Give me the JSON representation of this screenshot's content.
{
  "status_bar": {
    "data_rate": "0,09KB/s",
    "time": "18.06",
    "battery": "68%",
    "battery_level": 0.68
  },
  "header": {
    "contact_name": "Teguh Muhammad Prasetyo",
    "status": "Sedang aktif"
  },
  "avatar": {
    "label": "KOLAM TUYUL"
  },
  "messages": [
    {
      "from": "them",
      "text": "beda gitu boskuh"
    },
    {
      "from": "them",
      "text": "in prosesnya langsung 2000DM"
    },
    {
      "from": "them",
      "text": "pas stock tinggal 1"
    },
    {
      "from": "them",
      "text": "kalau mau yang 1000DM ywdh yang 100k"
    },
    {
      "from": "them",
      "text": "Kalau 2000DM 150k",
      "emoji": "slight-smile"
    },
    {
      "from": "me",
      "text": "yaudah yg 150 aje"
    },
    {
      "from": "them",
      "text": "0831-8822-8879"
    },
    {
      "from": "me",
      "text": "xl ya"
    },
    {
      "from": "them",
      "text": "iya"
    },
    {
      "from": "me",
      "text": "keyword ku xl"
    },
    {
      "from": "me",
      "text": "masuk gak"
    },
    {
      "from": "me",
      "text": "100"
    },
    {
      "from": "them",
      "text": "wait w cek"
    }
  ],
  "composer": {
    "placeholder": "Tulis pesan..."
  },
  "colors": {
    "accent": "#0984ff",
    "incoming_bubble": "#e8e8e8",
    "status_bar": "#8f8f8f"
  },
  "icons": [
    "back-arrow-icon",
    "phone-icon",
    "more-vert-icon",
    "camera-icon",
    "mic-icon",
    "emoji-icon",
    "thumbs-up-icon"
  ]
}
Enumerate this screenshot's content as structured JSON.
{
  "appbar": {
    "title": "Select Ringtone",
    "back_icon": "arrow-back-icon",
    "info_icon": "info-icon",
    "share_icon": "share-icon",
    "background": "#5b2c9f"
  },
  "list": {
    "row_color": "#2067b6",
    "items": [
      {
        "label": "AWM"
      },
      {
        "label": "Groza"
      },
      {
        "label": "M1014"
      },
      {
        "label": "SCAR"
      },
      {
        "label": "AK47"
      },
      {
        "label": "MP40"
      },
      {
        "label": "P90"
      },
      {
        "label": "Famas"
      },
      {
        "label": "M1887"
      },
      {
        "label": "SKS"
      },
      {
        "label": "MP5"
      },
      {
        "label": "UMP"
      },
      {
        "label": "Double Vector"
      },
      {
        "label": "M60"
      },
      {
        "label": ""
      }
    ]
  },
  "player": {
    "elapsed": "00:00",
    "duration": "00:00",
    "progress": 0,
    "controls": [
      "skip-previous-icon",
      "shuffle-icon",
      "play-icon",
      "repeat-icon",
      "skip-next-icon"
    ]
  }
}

* **Your goal**
Set down all of the records shown above once more, exactly.

* **Result for this task**
Give me the JSON representation of this screenshot's content.
{
  "status_bar": {
    "data_rate": "0,09KB/s",
    "time": "18.06",
    "battery": "68%",
    "battery_level": 0.68
  },
  "header": {
    "contact_name": "Teguh Muhammad Prasetyo",
    "status": "Sedang aktif"
  },
  "avatar": {
    "label": "KOLAM TUYUL"
  },
  "messages": [
    {
      "from": "them",
      "text": "beda gitu boskuh"
    },
    {
      "from": "them",
      "text": "in prosesnya langsung 2000DM"
    },
    {
      "from": "them",
      "text": "pas stock tinggal 1"
    },
    {
      "from": "them",
      "text": "kalau mau yang 1000DM ywdh yang 100k"
    },
    {
      "from": "them",
      "text": "Kalau 2000DM 150k",
      "emoji": "slight-smile"
    },
    {
      "from": "me",
      "text": "yaudah yg 150 aje"
    },
    {
      "from": "them",
      "text": "0831-8822-8879"
    },
    {
      "from": "me",
      "text": "xl ya"
    },
    {
      "from": "them",
      "text": "iya"
    },
    {
      "from": "me",
      "text": "keyword ku xl"
    },
    {
      "from": "me",
      "text": "masuk gak"
    },
    {
      "from": "me",
      "text": "100"
    },
    {
      "from": "them",
      "text": "wait w cek"
    }
  ],
  "composer": {
    "placeholder": "Tulis pesan..."
  },
  "colors": {
    "accent": "#0984ff",
    "incoming_bubble": "#e8e8e8",
    "status_bar": "#8f8f8f"
  },
  "icons": [
    "back-arrow-icon",
    "phone-icon",
    "more-vert-icon",
    "camera-icon",
    "mic-icon",
    "emoji-icon",
    "thumbs-up-icon"
  ]
}
Enumerate this screenshot's content as structured JSON.
{
  "appbar": {
    "title": "Select Ringtone",
    "back_icon": "arrow-back-icon",
    "info_icon": "info-icon",
    "share_icon": "share-icon",
    "background": "#5b2c9f"
  },
  "list": {
    "row_color": "#2067b6",
    "items": [
      {
        "label": "AWM"
      },
      {
        "label": "Groza"
      },
      {
        "label": "M1014"
      },
      {
        "label": "SCAR"
      },
      {
        "label": "AK47"
      },
      {
        "label": "MP40"
      },
      {
        "label": "P90"
      },
      {
        "label": "Famas"
      },
      {
        "label": "M1887"
      },
      {
        "label": "SKS"
      },
      {
        "label": "MP5"
      },
      {
        "label": "UMP"
      },
      {
        "label": "Double Vector"
      },
      {
        "label": "M60"
      },
      {
        "label": ""
      }
    ]
  },
  "player": {
    "elapsed": "00:00",
    "duration": "00:00",
    "progress": 0,
    "controls": [
      "skip-previous-icon",
      "shuffle-icon",
      "play-icon",
      "repeat-icon",
      "skip-next-icon"
    ]
  }
}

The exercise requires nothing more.